## Given task
Retype the full set of records. Keep every character identical.

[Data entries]

######

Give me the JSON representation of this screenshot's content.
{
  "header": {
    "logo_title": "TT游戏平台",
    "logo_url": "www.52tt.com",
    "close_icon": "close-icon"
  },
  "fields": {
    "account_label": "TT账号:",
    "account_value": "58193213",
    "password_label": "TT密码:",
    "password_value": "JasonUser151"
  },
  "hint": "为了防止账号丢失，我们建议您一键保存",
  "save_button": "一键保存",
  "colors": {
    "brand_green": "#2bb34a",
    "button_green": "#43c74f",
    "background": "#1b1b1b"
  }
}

######

## Task answer
Give me the JSON representation of this screenshot's content.
{
  "header": {
    "logo_title": "TT游戏平台",
    "logo_url": "www.52tt.com",
    "close_icon": "close-icon"
  },
  "fields": {
    "account_label": "TT账号:",
    "account_value": "58193213",
    "password_label": "TT密码:",
    "password_value": "JasonUser151"
  },
  "hint": "为了防止账号丢失，我们建议您一键保存",
  "save_button": "一键保存",
  "colors": {
    "brand_green": "#2bb34a",
    "button_green": "#43c74f",
    "background": "#1b1b1b"
  }
}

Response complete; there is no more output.